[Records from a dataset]

|---|

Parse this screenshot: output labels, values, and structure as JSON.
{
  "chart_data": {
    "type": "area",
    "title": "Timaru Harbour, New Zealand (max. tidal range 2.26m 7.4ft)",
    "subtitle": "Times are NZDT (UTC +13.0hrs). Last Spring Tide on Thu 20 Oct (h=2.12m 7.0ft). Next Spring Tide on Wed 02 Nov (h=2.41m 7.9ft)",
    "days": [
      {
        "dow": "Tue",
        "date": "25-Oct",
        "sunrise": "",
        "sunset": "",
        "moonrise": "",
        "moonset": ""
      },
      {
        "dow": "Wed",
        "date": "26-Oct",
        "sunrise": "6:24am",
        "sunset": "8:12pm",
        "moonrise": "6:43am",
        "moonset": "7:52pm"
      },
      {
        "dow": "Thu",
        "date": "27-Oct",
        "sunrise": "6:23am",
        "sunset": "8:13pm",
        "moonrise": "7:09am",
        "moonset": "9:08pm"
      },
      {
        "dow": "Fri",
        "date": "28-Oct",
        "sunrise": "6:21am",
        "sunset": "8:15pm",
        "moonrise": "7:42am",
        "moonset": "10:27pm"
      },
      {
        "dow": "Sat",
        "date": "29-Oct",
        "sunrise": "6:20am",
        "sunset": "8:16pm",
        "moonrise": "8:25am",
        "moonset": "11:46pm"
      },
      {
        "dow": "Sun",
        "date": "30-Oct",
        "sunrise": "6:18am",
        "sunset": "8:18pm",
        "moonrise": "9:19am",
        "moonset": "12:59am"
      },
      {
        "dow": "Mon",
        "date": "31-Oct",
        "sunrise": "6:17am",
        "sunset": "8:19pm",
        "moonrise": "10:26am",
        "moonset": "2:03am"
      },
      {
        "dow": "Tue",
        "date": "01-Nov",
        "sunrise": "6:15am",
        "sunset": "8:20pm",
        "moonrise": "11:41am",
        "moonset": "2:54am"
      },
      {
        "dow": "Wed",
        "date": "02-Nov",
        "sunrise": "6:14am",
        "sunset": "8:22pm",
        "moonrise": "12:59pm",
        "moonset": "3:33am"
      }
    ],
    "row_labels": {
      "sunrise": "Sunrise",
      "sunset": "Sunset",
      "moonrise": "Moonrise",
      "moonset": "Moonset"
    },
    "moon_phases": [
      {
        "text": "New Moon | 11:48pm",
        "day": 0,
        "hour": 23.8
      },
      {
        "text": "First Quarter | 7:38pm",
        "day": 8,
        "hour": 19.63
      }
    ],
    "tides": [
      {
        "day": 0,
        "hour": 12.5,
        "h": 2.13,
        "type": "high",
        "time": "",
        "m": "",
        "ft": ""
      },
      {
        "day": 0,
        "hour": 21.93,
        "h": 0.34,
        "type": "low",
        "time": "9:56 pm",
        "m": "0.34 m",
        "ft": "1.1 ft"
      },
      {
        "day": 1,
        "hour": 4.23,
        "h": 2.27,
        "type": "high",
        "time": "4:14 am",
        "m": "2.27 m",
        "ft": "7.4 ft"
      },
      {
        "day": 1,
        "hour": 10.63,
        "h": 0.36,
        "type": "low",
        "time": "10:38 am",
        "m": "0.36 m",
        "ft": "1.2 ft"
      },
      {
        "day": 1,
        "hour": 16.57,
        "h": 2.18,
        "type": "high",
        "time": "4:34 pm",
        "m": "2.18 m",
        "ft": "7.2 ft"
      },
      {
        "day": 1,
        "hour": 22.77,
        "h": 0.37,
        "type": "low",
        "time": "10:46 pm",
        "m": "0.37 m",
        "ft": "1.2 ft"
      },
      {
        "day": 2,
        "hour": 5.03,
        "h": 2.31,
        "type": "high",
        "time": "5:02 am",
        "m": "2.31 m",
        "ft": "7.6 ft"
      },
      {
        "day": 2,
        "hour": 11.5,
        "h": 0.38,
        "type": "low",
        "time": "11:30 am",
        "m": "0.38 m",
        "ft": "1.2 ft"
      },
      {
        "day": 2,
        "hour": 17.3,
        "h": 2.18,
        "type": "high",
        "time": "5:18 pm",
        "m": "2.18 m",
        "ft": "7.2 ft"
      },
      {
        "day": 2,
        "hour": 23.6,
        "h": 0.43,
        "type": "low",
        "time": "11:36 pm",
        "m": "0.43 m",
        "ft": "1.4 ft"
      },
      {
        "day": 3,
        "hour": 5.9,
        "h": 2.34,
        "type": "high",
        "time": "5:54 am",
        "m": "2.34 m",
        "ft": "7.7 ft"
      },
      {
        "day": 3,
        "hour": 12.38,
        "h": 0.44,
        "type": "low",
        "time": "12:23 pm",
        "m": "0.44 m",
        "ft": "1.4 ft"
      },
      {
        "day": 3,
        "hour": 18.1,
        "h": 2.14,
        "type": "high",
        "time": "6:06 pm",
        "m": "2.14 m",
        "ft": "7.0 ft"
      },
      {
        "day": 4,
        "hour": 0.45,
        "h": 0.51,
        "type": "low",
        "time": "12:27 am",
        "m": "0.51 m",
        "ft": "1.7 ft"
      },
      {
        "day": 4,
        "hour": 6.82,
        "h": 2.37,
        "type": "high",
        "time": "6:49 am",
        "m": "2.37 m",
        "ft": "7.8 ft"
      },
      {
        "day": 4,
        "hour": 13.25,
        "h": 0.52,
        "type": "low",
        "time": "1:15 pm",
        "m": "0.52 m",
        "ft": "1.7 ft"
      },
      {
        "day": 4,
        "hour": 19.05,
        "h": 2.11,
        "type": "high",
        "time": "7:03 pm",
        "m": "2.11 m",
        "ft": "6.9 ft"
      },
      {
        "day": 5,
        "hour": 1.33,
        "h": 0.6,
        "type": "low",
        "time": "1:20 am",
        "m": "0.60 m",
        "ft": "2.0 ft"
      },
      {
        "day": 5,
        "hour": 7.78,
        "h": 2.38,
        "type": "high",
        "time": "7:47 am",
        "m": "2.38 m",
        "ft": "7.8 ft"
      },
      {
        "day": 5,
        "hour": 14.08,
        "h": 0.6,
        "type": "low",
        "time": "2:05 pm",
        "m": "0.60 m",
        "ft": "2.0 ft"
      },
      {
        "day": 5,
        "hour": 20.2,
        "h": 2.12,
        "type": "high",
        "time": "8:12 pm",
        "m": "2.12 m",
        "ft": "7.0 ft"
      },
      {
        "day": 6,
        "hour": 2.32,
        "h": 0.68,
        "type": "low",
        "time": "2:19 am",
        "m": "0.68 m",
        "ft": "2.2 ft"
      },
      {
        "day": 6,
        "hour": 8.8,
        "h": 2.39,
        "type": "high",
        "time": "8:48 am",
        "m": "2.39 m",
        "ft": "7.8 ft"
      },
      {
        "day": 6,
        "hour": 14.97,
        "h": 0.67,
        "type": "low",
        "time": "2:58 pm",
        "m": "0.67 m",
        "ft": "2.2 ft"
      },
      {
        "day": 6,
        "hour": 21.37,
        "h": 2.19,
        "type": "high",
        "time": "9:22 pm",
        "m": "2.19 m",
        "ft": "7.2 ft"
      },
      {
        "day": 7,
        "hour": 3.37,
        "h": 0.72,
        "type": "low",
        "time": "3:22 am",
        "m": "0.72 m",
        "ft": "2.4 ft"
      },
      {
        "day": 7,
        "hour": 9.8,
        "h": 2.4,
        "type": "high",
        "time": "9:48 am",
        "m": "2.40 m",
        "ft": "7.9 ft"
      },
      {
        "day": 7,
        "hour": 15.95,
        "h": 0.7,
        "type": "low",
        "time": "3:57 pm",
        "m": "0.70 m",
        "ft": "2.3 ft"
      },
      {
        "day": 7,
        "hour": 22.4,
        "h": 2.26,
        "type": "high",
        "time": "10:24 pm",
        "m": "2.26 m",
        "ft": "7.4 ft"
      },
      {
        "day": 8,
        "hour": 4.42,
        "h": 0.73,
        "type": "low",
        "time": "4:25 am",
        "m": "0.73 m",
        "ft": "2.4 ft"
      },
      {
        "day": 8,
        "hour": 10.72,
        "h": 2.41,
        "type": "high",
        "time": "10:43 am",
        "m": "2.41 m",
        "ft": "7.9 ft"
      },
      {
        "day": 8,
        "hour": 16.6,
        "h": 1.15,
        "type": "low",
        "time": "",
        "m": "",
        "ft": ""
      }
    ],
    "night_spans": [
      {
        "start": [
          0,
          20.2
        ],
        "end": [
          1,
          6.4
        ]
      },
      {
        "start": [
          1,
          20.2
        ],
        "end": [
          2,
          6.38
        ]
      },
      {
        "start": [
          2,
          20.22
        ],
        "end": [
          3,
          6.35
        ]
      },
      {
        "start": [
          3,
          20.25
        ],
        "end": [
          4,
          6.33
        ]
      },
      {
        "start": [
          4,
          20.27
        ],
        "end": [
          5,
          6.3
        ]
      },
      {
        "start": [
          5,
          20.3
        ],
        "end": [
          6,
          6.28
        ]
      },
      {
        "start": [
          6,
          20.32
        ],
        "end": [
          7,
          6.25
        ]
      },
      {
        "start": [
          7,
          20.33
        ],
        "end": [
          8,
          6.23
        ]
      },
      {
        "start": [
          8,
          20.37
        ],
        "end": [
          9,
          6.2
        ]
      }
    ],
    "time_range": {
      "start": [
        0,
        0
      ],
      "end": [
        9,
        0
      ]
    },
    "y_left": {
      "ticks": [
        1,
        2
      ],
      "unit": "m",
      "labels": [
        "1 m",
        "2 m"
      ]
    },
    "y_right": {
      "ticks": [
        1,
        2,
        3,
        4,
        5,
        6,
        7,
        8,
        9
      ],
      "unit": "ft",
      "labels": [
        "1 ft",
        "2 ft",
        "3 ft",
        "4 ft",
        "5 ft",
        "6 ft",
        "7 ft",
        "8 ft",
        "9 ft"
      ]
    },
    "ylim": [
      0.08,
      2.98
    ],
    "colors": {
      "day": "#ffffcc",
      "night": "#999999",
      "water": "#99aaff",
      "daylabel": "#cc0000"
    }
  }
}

|---|

- **EXERCISE DIRECTIONS**
Copy each line of the entries that includes the word "text".

- **FULL SOLUTION**
        "text": "New Moon | 11:48pm",
        "text": "First Quarter | 7:38pm",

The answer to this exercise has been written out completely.